**Aim of the task:** Using the records below, locate all lines containing "frac" and return them.

Data entries:
──────────────────────────────

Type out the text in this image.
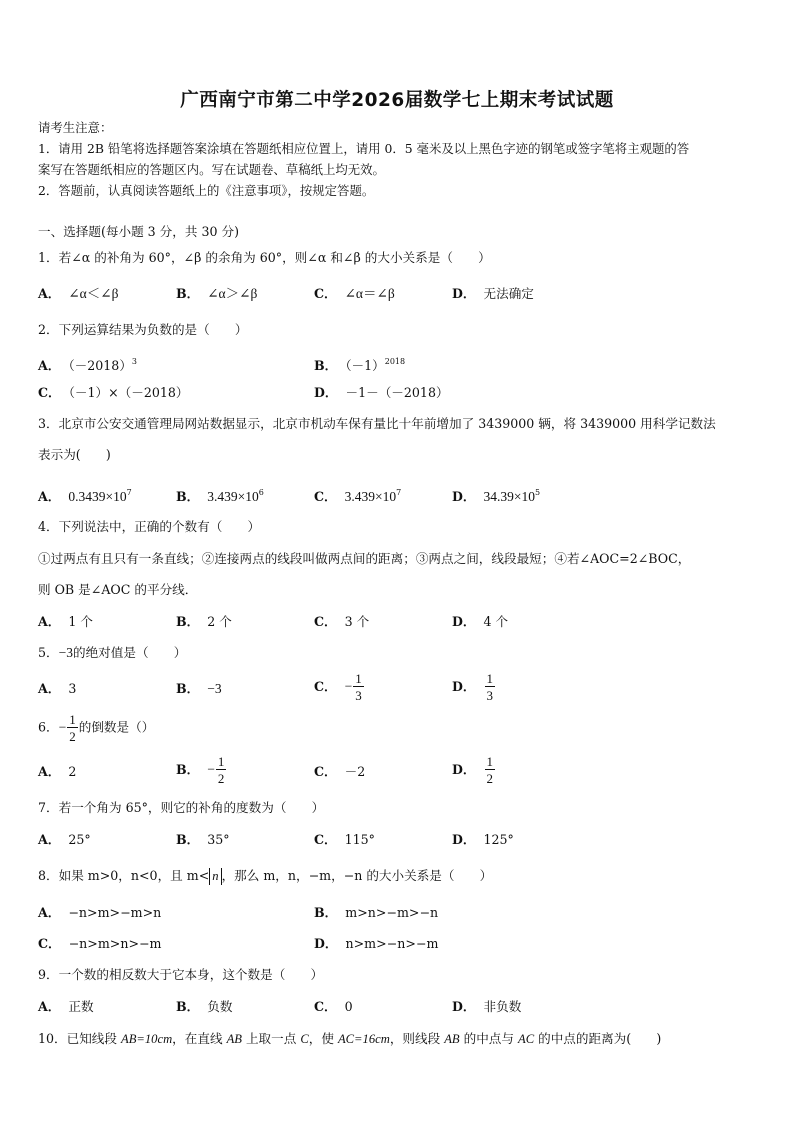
广西南宁市第二中学2026届数学七上期末考试试题
请考生注意：
1．请用 2B 铅笔将选择题答案涂填在答题纸相应位置上，请用 0．5 毫米及以上黑色字迹的钢笔或签字笔将主观题的答
案写在答题纸相应的答题区内。写在试题卷、草稿纸上均无效。
2．答题前，认真阅读答题纸上的《注意事项》，按规定答题。
一、选择题(每小题 3 分，共 30 分)
1．若∠α 的补角为 60°，∠β 的余角为 60°，则∠α 和∠β 的大小关系是（　　）
A． ∠α＜∠β	B． ∠α＞∠β	C． ∠α＝∠β	D． 无法确定
2．下列运算结果为负数的是（　　）
A． $(-2018)^3$	B． $(-1)^{2018}$
C． （－1）×（－2018）	D． －1－（－2018）
3．北京市公安交通管理局网站数据显示，北京市机动车保有量比十年前增加了 3439000 辆，将 3439000 用科学记数法
表示为(　　)
A． $0.3439\times 10^7$	B． $3.439\times 10^6$	C． $3.439\times 10^7$	D． $34.39\times 10^5$
4．下列说法中，正确的个数有（　　）
①过两点有且只有一条直线；②连接两点的线段叫做两点间的距离；③两点之间，线段最短；④若∠AOC=2∠BOC，
则 OB 是∠AOC 的平分线．
A． 1 个	B． 2 个	C． 3 个	D． 4 个
5．−3的绝对值是（　　）
A． 3	B． −3	C． − $\frac{1}{3}$	D． $\frac{1}{3}$
6．− $\frac{1}{2}$ 的倒数是（）
A． 2	B． − $\frac{1}{2}$	C． －2	D． $\frac{1}{2}$
7．若一个角为 65°，则它的补角的度数为（　　）
A． 25°	B． 35°	C． 115°	D． 125°
8．如果 m>0，n<0，且 m< n ，那么 m，n，−m，−n 的大小关系是（　　）
A． −n>m>−m>n	B． m>n>−m>−n
C． −n>m>n>−m	D． n>m>−n>−m
9．一个数的相反数大于它本身，这个数是（　　）
A． 正数	B． 负数	C． 0	D． 非负数
10．已知线段 AB=10cm，在直线 AB 上取一点 C，使 AC=16cm，则线段 AB 的中点与 AC 的中点的距离为(　　)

──────────────────────────────

**Response to this task:**
A． 3	B． −3	C． − $\frac{1}{3}$	D． $\frac{1}{3}$
6．− $\frac{1}{2}$ 的倒数是（）
A． 2	B． − $\frac{1}{2}$	C． －2	D． $\frac{1}{2}$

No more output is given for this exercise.